◆ What is needed
Reproduce the records below in their entirety, character for character.

◆ Stored rows
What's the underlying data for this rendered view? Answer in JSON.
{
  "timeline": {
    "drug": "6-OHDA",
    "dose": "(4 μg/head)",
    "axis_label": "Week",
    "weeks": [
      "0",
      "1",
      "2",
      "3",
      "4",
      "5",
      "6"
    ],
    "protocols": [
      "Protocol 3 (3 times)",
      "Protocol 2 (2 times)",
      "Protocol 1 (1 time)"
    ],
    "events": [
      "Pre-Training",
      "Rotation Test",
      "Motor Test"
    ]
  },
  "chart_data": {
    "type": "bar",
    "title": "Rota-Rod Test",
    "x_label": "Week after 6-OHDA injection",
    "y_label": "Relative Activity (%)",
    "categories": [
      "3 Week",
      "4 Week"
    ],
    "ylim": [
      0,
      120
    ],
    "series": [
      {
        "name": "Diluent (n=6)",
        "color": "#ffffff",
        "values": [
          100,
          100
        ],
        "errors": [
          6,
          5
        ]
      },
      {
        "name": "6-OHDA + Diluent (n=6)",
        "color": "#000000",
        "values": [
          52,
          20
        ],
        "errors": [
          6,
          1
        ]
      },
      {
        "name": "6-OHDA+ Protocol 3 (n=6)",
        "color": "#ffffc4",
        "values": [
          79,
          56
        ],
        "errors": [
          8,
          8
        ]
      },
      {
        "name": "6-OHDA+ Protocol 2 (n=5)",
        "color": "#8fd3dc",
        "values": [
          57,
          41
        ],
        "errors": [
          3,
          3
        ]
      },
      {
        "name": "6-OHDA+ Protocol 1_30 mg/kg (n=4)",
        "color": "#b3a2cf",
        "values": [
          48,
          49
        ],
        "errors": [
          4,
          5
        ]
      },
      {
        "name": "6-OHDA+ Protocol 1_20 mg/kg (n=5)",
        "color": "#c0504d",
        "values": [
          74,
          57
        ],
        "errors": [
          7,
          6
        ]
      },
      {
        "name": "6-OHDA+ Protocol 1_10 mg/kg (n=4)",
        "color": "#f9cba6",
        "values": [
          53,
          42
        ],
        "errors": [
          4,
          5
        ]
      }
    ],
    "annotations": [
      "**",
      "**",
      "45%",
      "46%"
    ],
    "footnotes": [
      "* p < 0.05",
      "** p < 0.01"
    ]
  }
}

◆ Solution
What's the underlying data for this rendered view? Answer in JSON.
{
  "timeline": {
    "drug": "6-OHDA",
    "dose": "(4 μg/head)",
    "axis_label": "Week",
    "weeks": [
      "0",
      "1",
      "2",
      "3",
      "4",
      "5",
      "6"
    ],
    "protocols": [
      "Protocol 3 (3 times)",
      "Protocol 2 (2 times)",
      "Protocol 1 (1 time)"
    ],
    "events": [
      "Pre-Training",
      "Rotation Test",
      "Motor Test"
    ]
  },
  "chart_data": {
    "type": "bar",
    "title": "Rota-Rod Test",
    "x_label": "Week after 6-OHDA injection",
    "y_label": "Relative Activity (%)",
    "categories": [
      "3 Week",
      "4 Week"
    ],
    "ylim": [
      0,
      120
    ],
    "series": [
      {
        "name": "Diluent (n=6)",
        "color": "#ffffff",
        "values": [
          100,
          100
        ],
        "errors": [
          6,
          5
        ]
      },
      {
        "name": "6-OHDA + Diluent (n=6)",
        "color": "#000000",
        "values": [
          52,
          20
        ],
        "errors": [
          6,
          1
        ]
      },
      {
        "name": "6-OHDA+ Protocol 3 (n=6)",
        "color": "#ffffc4",
        "values": [
          79,
          56
        ],
        "errors": [
          8,
          8
        ]
      },
      {
        "name": "6-OHDA+ Protocol 2 (n=5)",
        "color": "#8fd3dc",
        "values": [
          57,
          41
        ],
        "errors": [
          3,
          3
        ]
      },
      {
        "name": "6-OHDA+ Protocol 1_30 mg/kg (n=4)",
        "color": "#b3a2cf",
        "values": [
          48,
          49
        ],
        "errors": [
          4,
          5
        ]
      },
      {
        "name": "6-OHDA+ Protocol 1_20 mg/kg (n=5)",
        "color": "#c0504d",
        "values": [
          74,
          57
        ],
        "errors": [
          7,
          6
        ]
      },
      {
        "name": "6-OHDA+ Protocol 1_10 mg/kg (n=4)",
        "color": "#f9cba6",
        "values": [
          53,
          42
        ],
        "errors": [
          4,
          5
        ]
      }
    ],
    "annotations": [
      "**",
      "**",
      "45%",
      "46%"
    ],
    "footnotes": [
      "* p < 0.05",
      "** p < 0.01"
    ]
  }
}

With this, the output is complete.